Dataset entries:
——————

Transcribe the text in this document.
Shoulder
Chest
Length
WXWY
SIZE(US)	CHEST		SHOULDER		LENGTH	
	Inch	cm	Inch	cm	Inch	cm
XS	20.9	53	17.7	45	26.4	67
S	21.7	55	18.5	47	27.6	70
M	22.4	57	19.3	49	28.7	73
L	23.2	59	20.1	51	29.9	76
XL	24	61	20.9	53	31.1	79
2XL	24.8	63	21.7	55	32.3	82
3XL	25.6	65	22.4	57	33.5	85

——————

▶ **TASK REQUIREMENTS**
Retype the entries exactly, including every line.

▶ **WRITTEN REPLY**
Transcribe the text in this document.
Shoulder
Chest
Length
WXWY
SIZE(US)	CHEST		SHOULDER		LENGTH	
	Inch	cm	Inch	cm	Inch	cm
XS	20.9	53	17.7	45	26.4	67
S	21.7	55	18.5	47	27.6	70
M	22.4	57	19.3	49	28.7	73
L	23.2	59	20.1	51	29.9	76
XL	24	61	20.9	53	31.1	79
2XL	24.8	63	21.7	55	32.3	82
3XL	25.6	65	22.4	57	33.5	85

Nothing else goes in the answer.